--- begin DATA SHOWN ---

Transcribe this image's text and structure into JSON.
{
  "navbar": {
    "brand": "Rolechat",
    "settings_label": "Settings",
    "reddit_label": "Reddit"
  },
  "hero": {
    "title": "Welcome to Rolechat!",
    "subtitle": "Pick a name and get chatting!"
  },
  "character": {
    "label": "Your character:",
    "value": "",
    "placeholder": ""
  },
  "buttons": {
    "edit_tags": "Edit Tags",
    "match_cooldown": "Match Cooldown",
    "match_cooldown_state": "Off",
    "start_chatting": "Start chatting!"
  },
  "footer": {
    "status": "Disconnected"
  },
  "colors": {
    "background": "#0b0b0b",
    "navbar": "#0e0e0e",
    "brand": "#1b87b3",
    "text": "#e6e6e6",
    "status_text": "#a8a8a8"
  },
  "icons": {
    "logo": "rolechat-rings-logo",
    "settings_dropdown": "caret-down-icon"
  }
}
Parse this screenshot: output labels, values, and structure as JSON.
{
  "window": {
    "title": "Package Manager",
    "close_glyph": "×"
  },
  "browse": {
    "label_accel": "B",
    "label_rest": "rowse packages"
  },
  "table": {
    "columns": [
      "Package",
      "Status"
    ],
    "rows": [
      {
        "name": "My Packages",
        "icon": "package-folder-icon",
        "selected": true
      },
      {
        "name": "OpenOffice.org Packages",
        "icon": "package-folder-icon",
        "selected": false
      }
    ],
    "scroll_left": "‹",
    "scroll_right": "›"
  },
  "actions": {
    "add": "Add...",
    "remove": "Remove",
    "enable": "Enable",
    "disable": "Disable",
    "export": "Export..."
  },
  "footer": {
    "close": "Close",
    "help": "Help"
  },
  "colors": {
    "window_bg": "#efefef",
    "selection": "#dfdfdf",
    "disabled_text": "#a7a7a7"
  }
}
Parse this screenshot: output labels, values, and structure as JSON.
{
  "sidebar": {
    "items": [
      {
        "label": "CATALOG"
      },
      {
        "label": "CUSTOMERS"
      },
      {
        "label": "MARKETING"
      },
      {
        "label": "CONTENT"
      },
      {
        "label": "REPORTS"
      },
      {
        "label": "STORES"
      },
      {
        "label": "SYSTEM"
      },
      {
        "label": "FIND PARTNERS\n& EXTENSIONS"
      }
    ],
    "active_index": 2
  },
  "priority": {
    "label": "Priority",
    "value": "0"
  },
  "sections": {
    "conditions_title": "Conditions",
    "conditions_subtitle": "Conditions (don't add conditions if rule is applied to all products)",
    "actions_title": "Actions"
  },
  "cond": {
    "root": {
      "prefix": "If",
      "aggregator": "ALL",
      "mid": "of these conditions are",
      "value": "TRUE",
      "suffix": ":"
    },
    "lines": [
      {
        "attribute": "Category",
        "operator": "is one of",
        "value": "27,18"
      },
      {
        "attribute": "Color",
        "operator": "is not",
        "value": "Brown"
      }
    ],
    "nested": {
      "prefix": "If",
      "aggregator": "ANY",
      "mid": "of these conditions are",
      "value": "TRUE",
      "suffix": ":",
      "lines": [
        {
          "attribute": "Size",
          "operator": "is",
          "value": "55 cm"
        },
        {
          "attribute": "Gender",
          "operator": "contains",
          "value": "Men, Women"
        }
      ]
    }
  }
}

--- end DATA SHOWN ---

WORK TO DO: Each record must be returned exactly as it is written.

EXERCISE ANSWER:
Transcribe this image's text and structure into JSON.
{
  "navbar": {
    "brand": "Rolechat",
    "settings_label": "Settings",
    "reddit_label": "Reddit"
  },
  "hero": {
    "title": "Welcome to Rolechat!",
    "subtitle": "Pick a name and get chatting!"
  },
  "character": {
    "label": "Your character:",
    "value": "",
    "placeholder": ""
  },
  "buttons": {
    "edit_tags": "Edit Tags",
    "match_cooldown": "Match Cooldown",
    "match_cooldown_state": "Off",
    "start_chatting": "Start chatting!"
  },
  "footer": {
    "status": "Disconnected"
  },
  "colors": {
    "background": "#0b0b0b",
    "navbar": "#0e0e0e",
    "brand": "#1b87b3",
    "text": "#e6e6e6",
    "status_text": "#a8a8a8"
  },
  "icons": {
    "logo": "rolechat-rings-logo",
    "settings_dropdown": "caret-down-icon"
  }
}
Parse this screenshot: output labels, values, and structure as JSON.
{
  "window": {
    "title": "Package Manager",
    "close_glyph": "×"
  },
  "browse": {
    "label_accel": "B",
    "label_rest": "rowse packages"
  },
  "table": {
    "columns": [
      "Package",
      "Status"
    ],
    "rows": [
      {
        "name": "My Packages",
        "icon": "package-folder-icon",
        "selected": true
      },
      {
        "name": "OpenOffice.org Packages",
        "icon": "package-folder-icon",
        "selected": false
      }
    ],
    "scroll_left": "‹",
    "scroll_right": "›"
  },
  "actions": {
    "add": "Add...",
    "remove": "Remove",
    "enable": "Enable",
    "disable": "Disable",
    "export": "Export..."
  },
  "footer": {
    "close": "Close",
    "help": "Help"
  },
  "colors": {
    "window_bg": "#efefef",
    "selection": "#dfdfdf",
    "disabled_text": "#a7a7a7"
  }
}
Parse this screenshot: output labels, values, and structure as JSON.
{
  "sidebar": {
    "items": [
      {
        "label": "CATALOG"
      },
      {
        "label": "CUSTOMERS"
      },
      {
        "label": "MARKETING"
      },
      {
        "label": "CONTENT"
      },
      {
        "label": "REPORTS"
      },
      {
        "label": "STORES"
      },
      {
        "label": "SYSTEM"
      },
      {
        "label": "FIND PARTNERS\n& EXTENSIONS"
      }
    ],
    "active_index": 2
  },
  "priority": {
    "label": "Priority",
    "value": "0"
  },
  "sections": {
    "conditions_title": "Conditions",
    "conditions_subtitle": "Conditions (don't add conditions if rule is applied to all products)",
    "actions_title": "Actions"
  },
  "cond": {
    "root": {
      "prefix": "If",
      "aggregator": "ALL",
      "mid": "of these conditions are",
      "value": "TRUE",
      "suffix": ":"
    },
    "lines": [
      {
        "attribute": "Category",
        "operator": "is one of",
        "value": "27,18"
      },
      {
        "attribute": "Color",
        "operator": "is not",
        "value": "Brown"
      }
    ],
    "nested": {
      "prefix": "If",
      "aggregator": "ANY",
      "mid": "of these conditions are",
      "value": "TRUE",
      "suffix": ":",
      "lines": [
        {
          "attribute": "Size",
          "operator": "is",
          "value": "55 cm"
        },
        {
          "attribute": "Gender",
          "operator": "contains",
          "value": "Men, Women"
        }
      ]
    }
  }
}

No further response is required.